=== DATA FOR PROCESSING ===
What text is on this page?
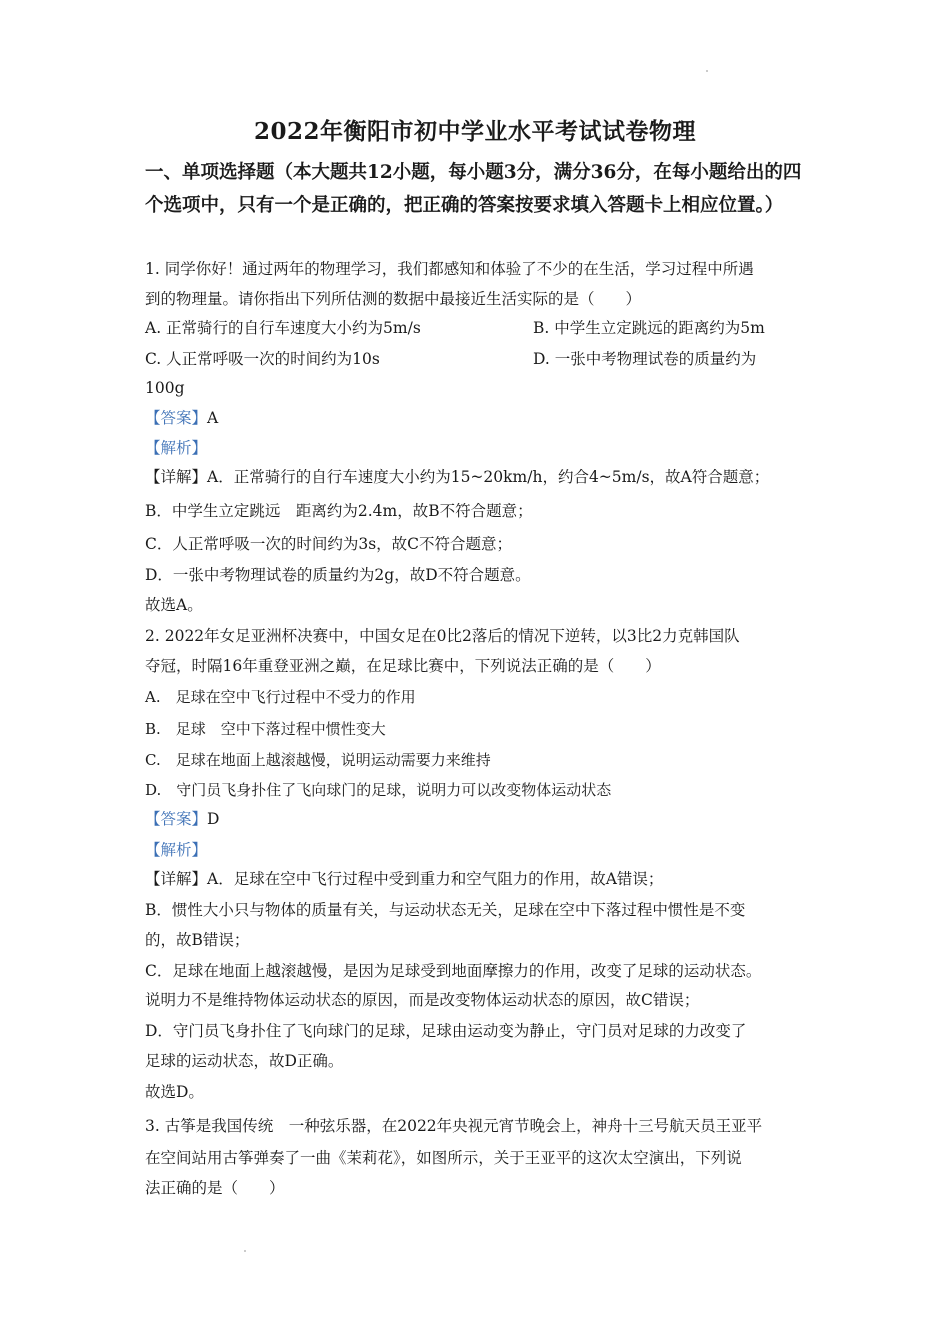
2022年衡阳市初中学业水平考试试卷物理
一、单项选择题（本大题共12小题，每小题3分，满分36分，在每小题给出的四个选项中，只有一个是正确的，把正确的答案按要求填入答题卡上相应位置。）
1. 同学你好！通过两年的物理学习，我们都感知和体验了不少的在生活，学习过程中所遇
到的物理量。请你指出下列所估测的数据中最接近生活实际的是（　　）
A. 正常骑行的自行车速度大小约为5m/s	B. 中学生立定跳远的距离约为5m
C. 人正常呼吸一次的时间约为10s	D. 一张中考物理试卷的质量约为
100g
【答案】A
【解析】
【详解】A．正常骑行的自行车速度大小约为15~20km/h，约合4~5m/s，故A符合题意；
B．中学生立定跳远　距离约为2.4m，故B不符合题意；
C．人正常呼吸一次的时间约为3s，故C不符合题意；
D．一张中考物理试卷的质量约为2g，故D不符合题意。
故选A。
2. 2022年女足亚洲杯决赛中，中国女足在0比2落后的情况下逆转，以3比2力克韩国队
夺冠，时隔16年重登亚洲之巅，在足球比赛中，下列说法正确的是（　　）
A.　足球在空中飞行过程中不受力的作用
B.　足球　空中下落过程中惯性变大
C.　足球在地面上越滚越慢，说明运动需要力来维持
D.　守门员飞身扑住了飞向球门的足球，说明力可以改变物体运动状态
【答案】D
【解析】
【详解】A．足球在空中飞行过程中受到重力和空气阻力的作用，故A错误；
B．惯性大小只与物体的质量有关，与运动状态无关，足球在空中下落过程中惯性是不变
的，故B错误；
C．足球在地面上越滚越慢，是因为足球受到地面摩擦力的作用，改变了足球的运动状态。
说明力不是维持物体运动状态的原因，而是改变物体运动状态的原因，故C错误；
D．守门员飞身扑住了飞向球门的足球，足球由运动变为静止，守门员对足球的力改变了
足球的运动状态，故D正确。
故选D。
3. 古筝是我国传统　一种弦乐器，在2022年央视元宵节晚会上，神舟十三号航天员王亚平
在空间站用古筝弹奏了一曲《茉莉花》，如图所示，关于王亚平的这次太空演出，下列说
法正确的是（　　）
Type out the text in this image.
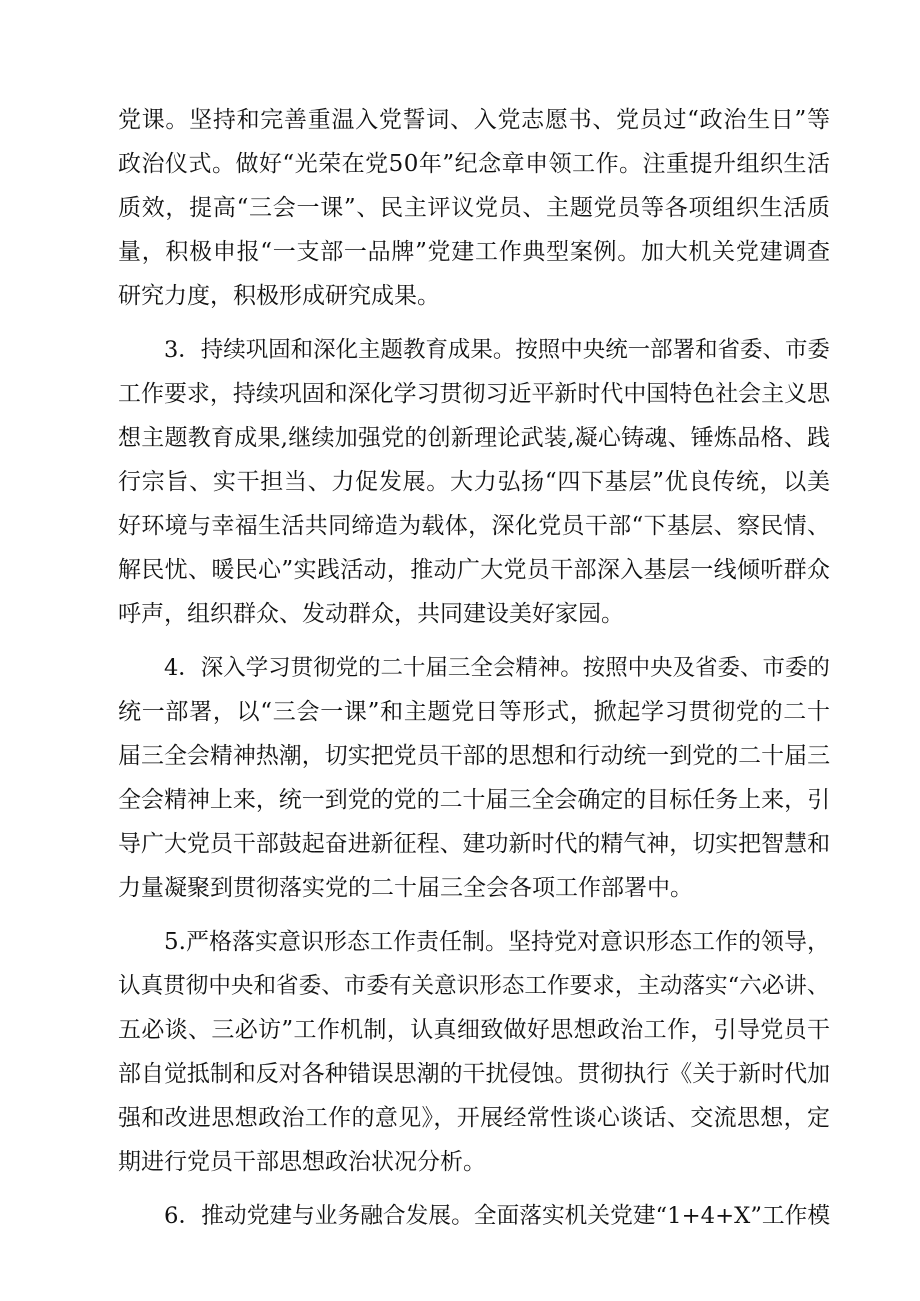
党课。坚持和完善重温入党誓词、入党志愿书、党员过“政治生日”等
政治仪式。做好“光荣在党50年”纪念章申领工作。注重提升组织生活
质效，提高“三会一课”、民主评议党员、主题党员等各项组织生活质
量，积极申报“一支部一品牌”党建工作典型案例。加大机关党建调查
研究力度，积极形成研究成果。
3．持续巩固和深化主题教育成果。按照中央统一部署和省委、市委
工作要求，持续巩固和深化学习贯彻习近平新时代中国特色社会主义思
想主题教育成果,继续加强党的创新理论武装,凝心铸魂、锤炼品格、践
行宗旨、实干担当、力促发展。大力弘扬“四下基层”优良传统，以美
好环境与幸福生活共同缔造为载体，深化党员干部“下基层、察民情、
解民忧、暖民心”实践活动，推动广大党员干部深入基层一线倾听群众
呼声，组织群众、发动群众，共同建设美好家园。
4．深入学习贯彻党的二十届三全会精神。按照中央及省委、市委的
统一部署，以“三会一课”和主题党日等形式，掀起学习贯彻党的二十
届三全会精神热潮，切实把党员干部的思想和行动统一到党的二十届三
全会精神上来，统一到党的党的二十届三全会确定的目标任务上来，引
导广大党员干部鼓起奋进新征程、建功新时代的精气神，切实把智慧和
力量凝聚到贯彻落实党的二十届三全会各项工作部署中。
5.严格落实意识形态工作责任制。坚持党对意识形态工作的领导，
认真贯彻中央和省委、市委有关意识形态工作要求，主动落实“六必讲、
五必谈、三必访”工作机制，认真细致做好思想政治工作，引导党员干
部自觉抵制和反对各种错误思潮的干扰侵蚀。贯彻执行《关于新时代加
强和改进思想政治工作的意见》，开展经常性谈心谈话、交流思想，定
期进行党员干部思想政治状况分析。
6．推动党建与业务融合发展。全面落实机关党建“1+4+X”工作模
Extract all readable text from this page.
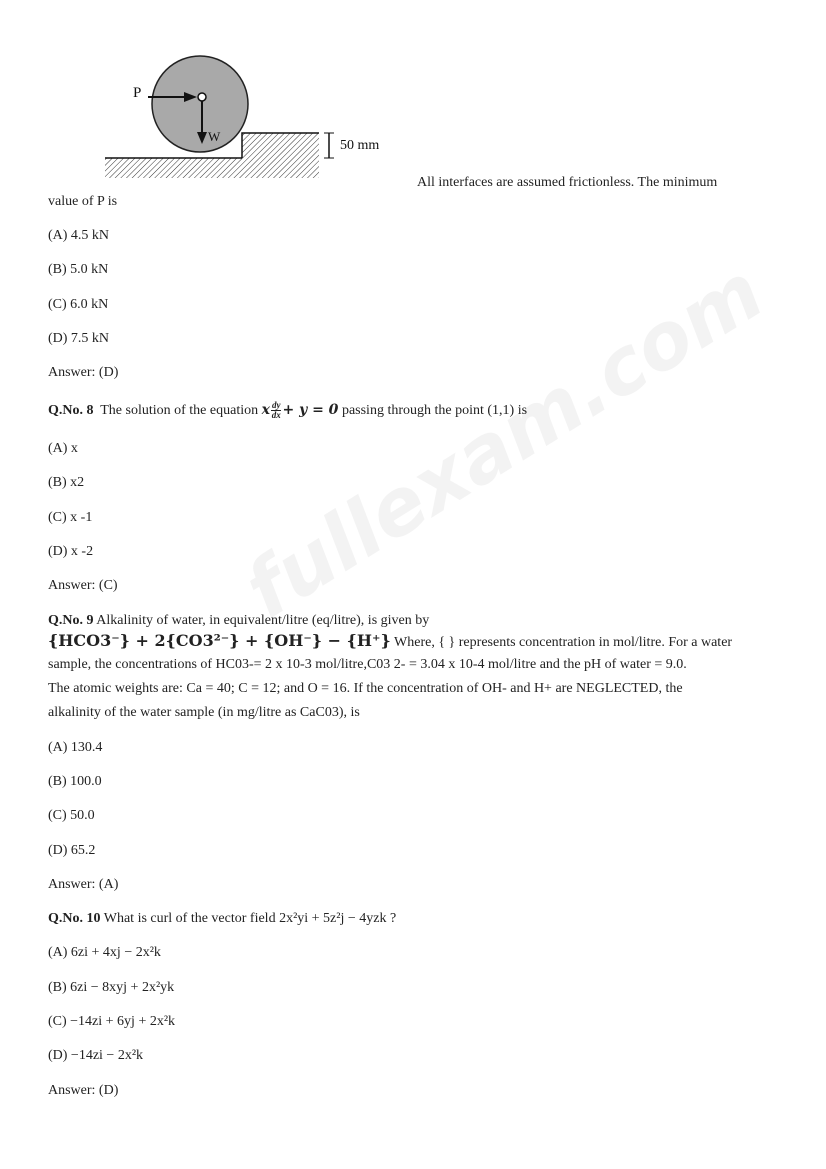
P
W
50 mm
All interfaces are assumed frictionless. The minimum
value of P is
(A) 4.5 kN
(B) 5.0 kN
(C) 6.0 kN
(D) 7.5 kN
Answer: (D)
Q.No. 8 The solution of the equation x $\frac{dy}{dx} + y = 0$ passing through the point (1,1) is
(A) x
(B) x2
(C) x -1
(D) x -2
Answer: (C)
Q.No. 9 Alkalinity of water, in equivalent/litre (eq/litre), is given by
{HCO3⁻} + 2{CO3²⁻} + {OH⁻} − {H⁺} Where, { } represents concentration in mol/litre. For a water
sample, the concentrations of HC03-= 2 x 10-3 mol/litre,C03 2- = 3.04 x 10-4 mol/litre and the pH of water = 9.0.
The atomic weights are: Ca = 40; C = 12; and O = 16. If the concentration of OH- and H+ are NEGLECTED, the
alkalinity of the water sample (in mg/litre as CaC03), is
(A) 130.4
(B) 100.0
(C) 50.0
(D) 65.2
Answer: (A)
Q.No. 10 What is curl of the vector field 2x²yi + 5z²j − 4yzk ?
(A) 6zi + 4xj − 2x²k
(B) 6zi − 8xyj + 2x²yk
(C) −14zi + 6yj + 2x²k
(D) −14zi − 2x²k
Answer: (D)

=== WHAT IS ASKED ===
Tally the lines above that contain the word "sample", and reply with only the number.

=== EXERCISE SOLUTION ===
2